• _Direction_
Make an exact copy of each entry, leaving out every picture.

··· Dataset entries ···

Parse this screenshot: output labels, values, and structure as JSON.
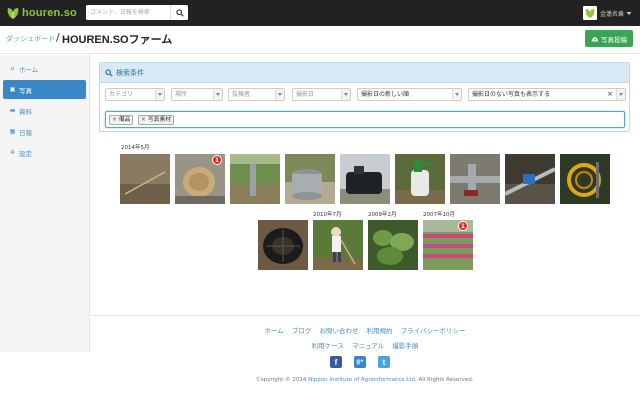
{
  "navbar": {
    "logo_text": "houren.so",
    "search_placeholder": "コメント、日報を検索",
    "user_name": "金蓮名乗"
  },
  "header": {
    "breadcrumb_link": "ダッシュボード",
    "separator": "/",
    "title": "HOUREN.SOファーム",
    "post_photo_label": "写真投稿"
  },
  "sidebar": {
    "items": [
      {
        "label": "ホーム",
        "icon": "home-icon"
      },
      {
        "label": "写真",
        "icon": "picture-icon"
      },
      {
        "label": "資料",
        "icon": "folder-icon"
      },
      {
        "label": "日報",
        "icon": "calendar-icon"
      },
      {
        "label": "設定",
        "icon": "gear-icon"
      }
    ]
  },
  "search_panel": {
    "title": "検索条件",
    "filters": {
      "category": "カテゴリ",
      "place": "場所",
      "poster": "投稿者",
      "date": "撮影日",
      "order": "撮影日の新しい順",
      "no_date": "撮影日のない写真も表示する"
    },
    "tags": [
      "備品",
      "写真素材"
    ]
  },
  "gallery": {
    "date_labels": [
      "2014年5月",
      "2010年7月",
      "2009年2月",
      "2007年10月"
    ],
    "badges": [
      "1",
      "1"
    ]
  },
  "footer": {
    "links_row1": [
      "ホーム",
      "ブログ",
      "お問い合わせ",
      "利用規約",
      "プライバシーポリシー"
    ],
    "links_row2": [
      "利用ケース",
      "マニュアル",
      "撮影手順"
    ],
    "social": [
      "f",
      "g+",
      "t"
    ],
    "copyright_prefix": "Copyright © 2014",
    "copyright_org": "Nippon Institute of Agroinformatics Ltd.",
    "copyright_suffix": "All Rights Reserved."
  },
  "colors": {
    "navbar": "#222222",
    "accent_green": "#3aa655",
    "active_blue": "#3a87c8",
    "badge_red": "#e8262d"
  }
}
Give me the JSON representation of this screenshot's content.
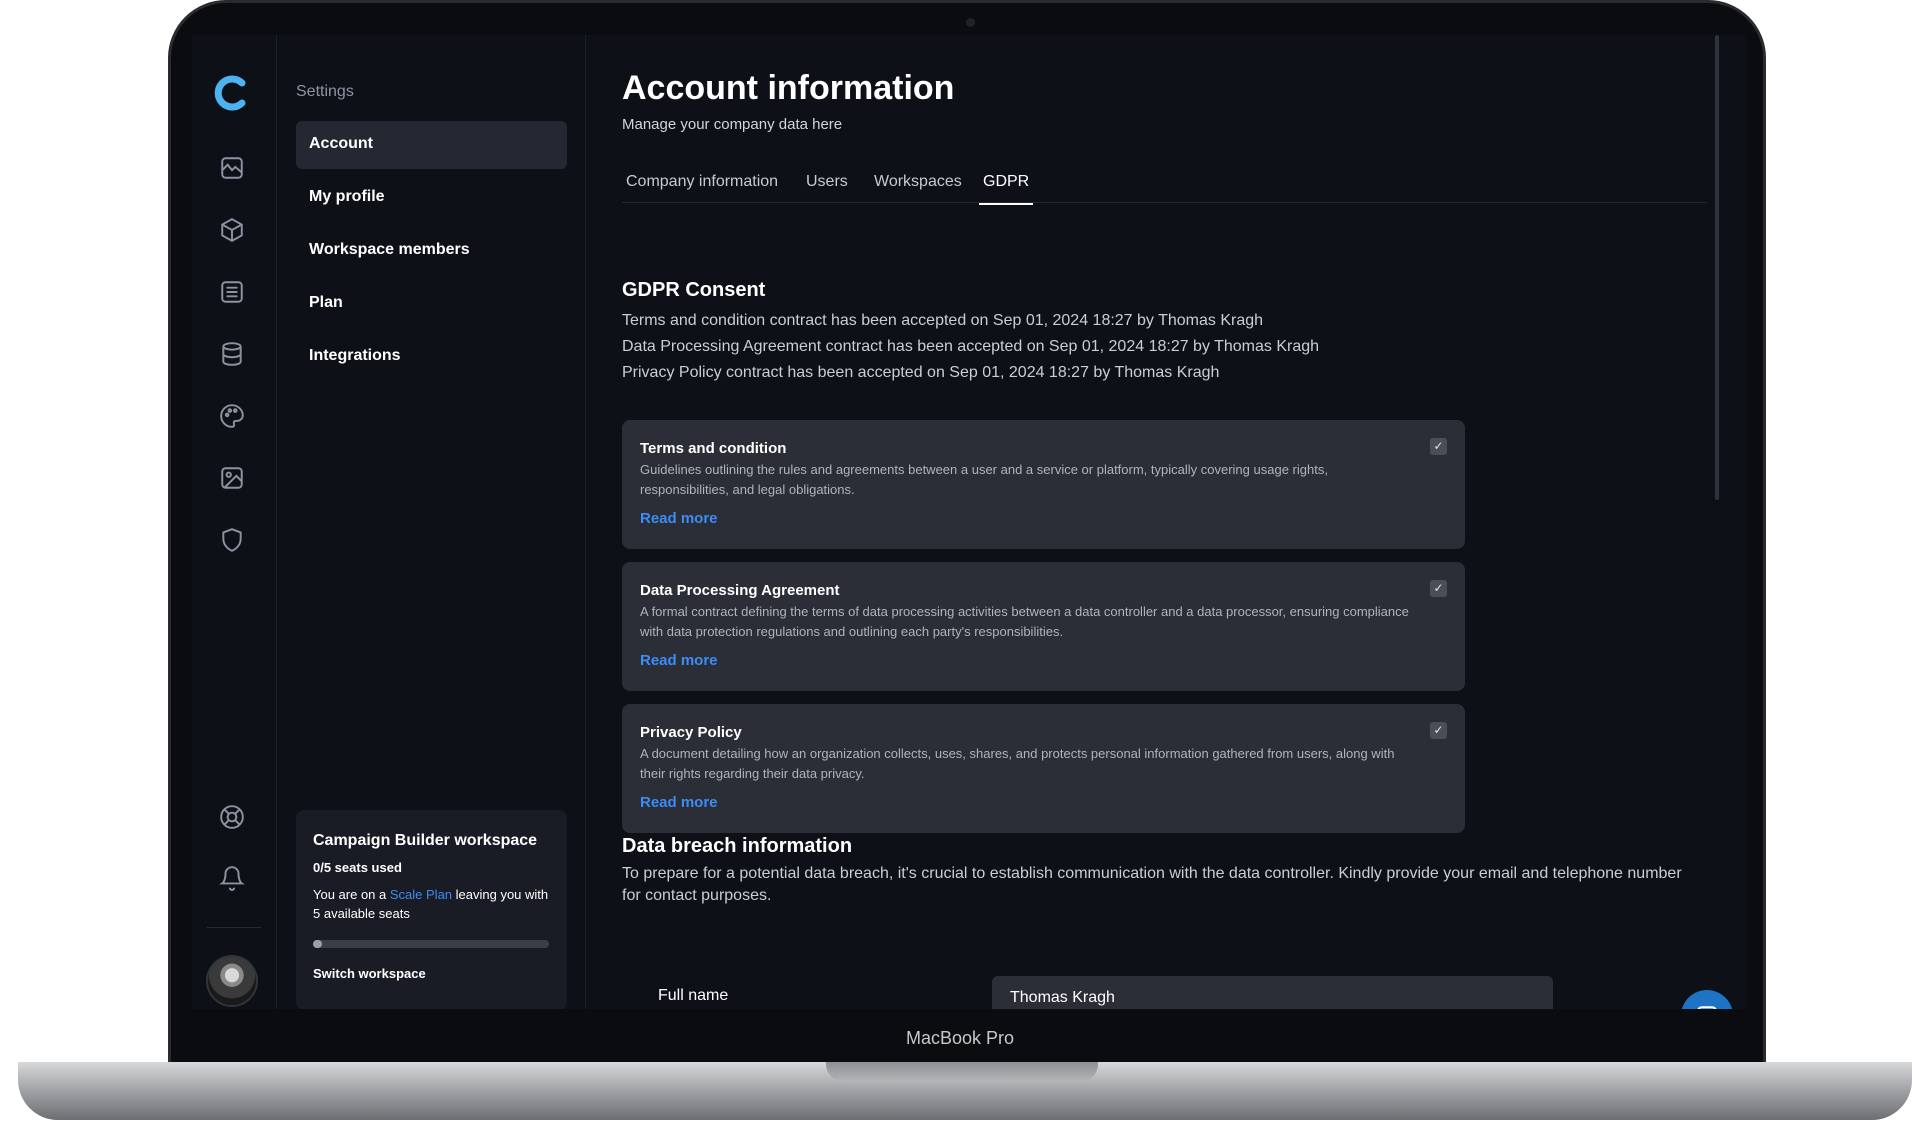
{
  "device": {
    "label": "MacBook Pro"
  },
  "rail": {
    "icons": [
      "logo-icon",
      "analytics-icon",
      "box-icon",
      "list-icon",
      "database-icon",
      "palette-icon",
      "image-icon",
      "shield-icon",
      "help-icon",
      "bell-icon"
    ]
  },
  "settings": {
    "title": "Settings",
    "items": [
      {
        "label": "Account",
        "active": true
      },
      {
        "label": "My profile"
      },
      {
        "label": "Workspace members"
      },
      {
        "label": "Plan"
      },
      {
        "label": "Integrations"
      }
    ]
  },
  "workspace": {
    "name": "Campaign Builder workspace",
    "seats": "0/5 seats used",
    "plan_prefix": "You are on a ",
    "plan_link": "Scale Plan",
    "plan_suffix": " leaving you with 5 available seats",
    "progress": 0.03,
    "switch_label": "Switch workspace"
  },
  "page": {
    "title": "Account information",
    "subtitle": "Manage your company data here",
    "tabs": [
      "Company information",
      "Users",
      "Workspaces",
      "GDPR"
    ],
    "active_tab": "GDPR"
  },
  "gdpr": {
    "title": "GDPR Consent",
    "lines": [
      "Terms and condition contract has been accepted on Sep 01, 2024 18:27 by Thomas Kragh",
      "Data Processing Agreement contract has been accepted on Sep 01, 2024 18:27 by Thomas Kragh",
      "Privacy Policy contract has been accepted on Sep 01, 2024 18:27 by Thomas Kragh"
    ],
    "cards": [
      {
        "title": "Terms and condition",
        "desc": "Guidelines outlining the rules and agreements between a user and a service or platform, typically covering usage rights, responsibilities, and legal obligations.",
        "link": "Read more",
        "checked": true
      },
      {
        "title": "Data Processing Agreement",
        "desc": "A formal contract defining the terms of data processing activities between a data controller and a data processor, ensuring compliance with data protection regulations and outlining each party's responsibilities.",
        "link": "Read more",
        "checked": true
      },
      {
        "title": "Privacy Policy",
        "desc": "A document detailing how an organization collects, uses, shares, and protects personal information gathered from users, along with their rights regarding their data privacy.",
        "link": "Read more",
        "checked": true
      }
    ]
  },
  "breach": {
    "title": "Data breach information",
    "desc": "To prepare for a potential data breach, it's crucial to establish communication with the data controller. Kindly provide your email and telephone number for contact purposes.",
    "full_name_label": "Full name",
    "full_name_value": "Thomas Kragh"
  },
  "colors": {
    "accent": "#3b8cf5",
    "logo": "#4db3f0",
    "chat": "#1f73c4"
  }
}
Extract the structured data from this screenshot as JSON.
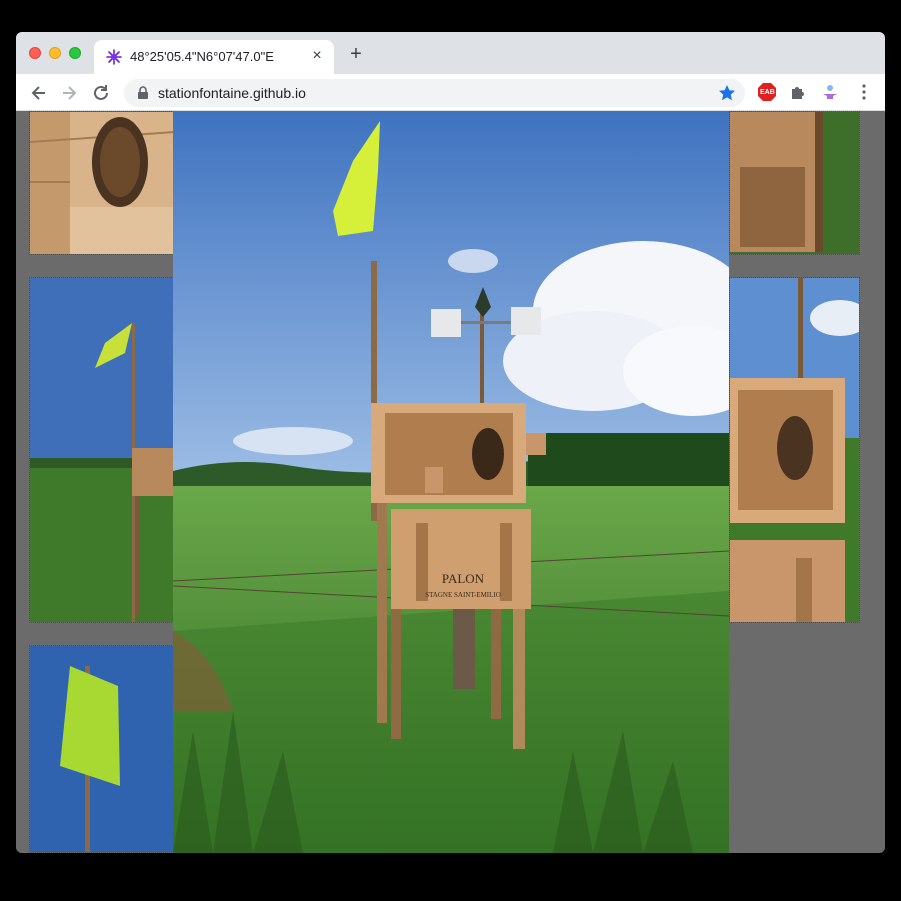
{
  "browser": {
    "tab_title": "48°25'05.4\"N6°07'47.0\"E",
    "tab_favicon": "sparkle-favicon-icon",
    "url": "stationfontaine.github.io",
    "close_tab_glyph": "×",
    "new_tab_glyph": "+",
    "icons": {
      "back": "back-arrow-icon",
      "forward": "forward-arrow-icon",
      "reload": "reload-icon",
      "lock": "lock-icon",
      "bookmark": "star-icon",
      "ext1": "eab-extension-icon",
      "ext2": "puzzle-extension-icon",
      "ext3": "profile-extension-icon",
      "menu": "kebab-menu-icon"
    },
    "ext1_label": "EAB"
  },
  "gallery": {
    "main_photo_sign_text": "PALON",
    "main_photo_sign_subtext": "STAGNE SAINT-EMILIO",
    "colors": {
      "sky": "#4a7fc4",
      "grass": "#3f7a2a",
      "flag": "#d6f03a",
      "wood": "#c89a6a",
      "backdrop": "#6b6b6b"
    }
  }
}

···

• _Task response_
Parse this screenshot: output labels, values, and structure as JSON.
{
  "navbar": {
    "logo_text": "houren.so",
    "search_placeholder": "コメント、日報を検索",
    "user_name": "金蓮名乗"
  },
  "header": {
    "breadcrumb_link": "ダッシュボード",
    "separator": "/",
    "title": "HOUREN.SOファーム",
    "post_photo_label": "写真投稿"
  },
  "sidebar": {
    "items": [
      {
        "label": "ホーム",
        "icon": "home-icon"
      },
      {
        "label": "写真",
        "icon": "picture-icon"
      },
      {
        "label": "資料",
        "icon": "folder-icon"
      },
      {
        "label": "日報",
        "icon": "calendar-icon"
      },
      {
        "label": "設定",
        "icon": "gear-icon"
      }
    ]
  },
  "search_panel": {
    "title": "検索条件",
    "filters": {
      "category": "カテゴリ",
      "place": "場所",
      "poster": "投稿者",
      "date": "撮影日",
      "order": "撮影日の新しい順",
      "no_date": "撮影日のない写真も表示する"
    },
    "tags": [
      "備品",
      "写真素材"
    ]
  },
  "gallery": {
    "date_labels": [
      "2014年5月",
      "2010年7月",
      "2009年2月",
      "2007年10月"
    ],
    "badges": [
      "1",
      "1"
    ]
  },
  "footer": {
    "links_row1": [
      "ホーム",
      "ブログ",
      "お問い合わせ",
      "利用規約",
      "プライバシーポリシー"
    ],
    "links_row2": [
      "利用ケース",
      "マニュアル",
      "撮影手順"
    ],
    "social": [
      "f",
      "g+",
      "t"
    ],
    "copyright_prefix": "Copyright © 2014",
    "copyright_org": "Nippon Institute of Agroinformatics Ltd.",
    "copyright_suffix": "All Rights Reserved."
  },
  "colors": {
    "navbar": "#222222",
    "accent_green": "#3aa655",
    "active_blue": "#3a87c8",
    "badge_red": "#e8262d"
  }
}
Give me the JSON representation of this screenshot's content.
{
  "device": {
    "label": "MacBook Pro"
  },
  "rail": {
    "icons": [
      "logo-icon",
      "analytics-icon",
      "box-icon",
      "list-icon",
      "database-icon",
      "palette-icon",
      "image-icon",
      "shield-icon",
      "help-icon",
      "bell-icon"
    ]
  },
  "settings": {
    "title": "Settings",
    "items": [
      {
        "label": "Account",
        "active": true
      },
      {
        "label": "My profile"
      },
      {
        "label": "Workspace members"
      },
      {
        "label": "Plan"
      },
      {
        "label": "Integrations"
      }
    ]
  },
  "workspace": {
    "name": "Campaign Builder workspace",
    "seats": "0/5 seats used",
    "plan_prefix": "You are on a ",
    "plan_link": "Scale Plan",
    "plan_suffix": " leaving you with 5 available seats",
    "progress": 0.03,
    "switch_label": "Switch workspace"
  },
  "page": {
    "title": "Account information",
    "subtitle": "Manage your company data here",
    "tabs": [
      "Company information",
      "Users",
      "Workspaces",
      "GDPR"
    ],
    "active_tab": "GDPR"
  },
  "gdpr": {
    "title": "GDPR Consent",
    "lines": [
      "Terms and condition contract has been accepted on Sep 01, 2024 18:27 by Thomas Kragh",
      "Data Processing Agreement contract has been accepted on Sep 01, 2024 18:27 by Thomas Kragh",
      "Privacy Policy contract has been accepted on Sep 01, 2024 18:27 by Thomas Kragh"
    ],
    "cards": [
      {
        "title": "Terms and condition",
        "desc": "Guidelines outlining the rules and agreements between a user and a service or platform, typically covering usage rights, responsibilities, and legal obligations.",
        "link": "Read more",
        "checked": true
      },
      {
        "title": "Data Processing Agreement",
        "desc": "A formal contract defining the terms of data processing activities between a data controller and a data processor, ensuring compliance with data protection regulations and outlining each party's responsibilities.",
        "link": "Read more",
        "checked": true
      },
      {
        "title": "Privacy Policy",
        "desc": "A document detailing how an organization collects, uses, shares, and protects personal information gathered from users, along with their rights regarding their data privacy.",
        "link": "Read more",
        "checked": true
      }
    ]
  },
  "breach": {
    "title": "Data breach information",
    "desc": "To prepare for a potential data breach, it's crucial to establish communication with the data controller. Kindly provide your email and telephone number for contact purposes.",
    "full_name_label": "Full name",
    "full_name_value": "Thomas Kragh"
  },
  "colors": {
    "accent": "#3b8cf5",
    "logo": "#4db3f0",
    "chat": "#1f73c4"
  }
}
Extract the structured data from this screenshot as JSON.
{
  "browser": {
    "tab_title": "48°25'05.4\"N6°07'47.0\"E",
    "tab_favicon": "sparkle-favicon-icon",
    "url": "stationfontaine.github.io",
    "close_tab_glyph": "×",
    "new_tab_glyph": "+",
    "icons": {
      "back": "back-arrow-icon",
      "forward": "forward-arrow-icon",
      "reload": "reload-icon",
      "lock": "lock-icon",
      "bookmark": "star-icon",
      "ext1": "eab-extension-icon",
      "ext2": "puzzle-extension-icon",
      "ext3": "profile-extension-icon",
      "menu": "kebab-menu-icon"
    },
    "ext1_label": "EAB"
  },
  "gallery": {
    "main_photo_sign_text": "PALON",
    "main_photo_sign_subtext": "STAGNE SAINT-EMILIO",
    "colors": {
      "sky": "#4a7fc4",
      "grass": "#3f7a2a",
      "flag": "#d6f03a",
      "wood": "#c89a6a",
      "backdrop": "#6b6b6b"
    }
  }
}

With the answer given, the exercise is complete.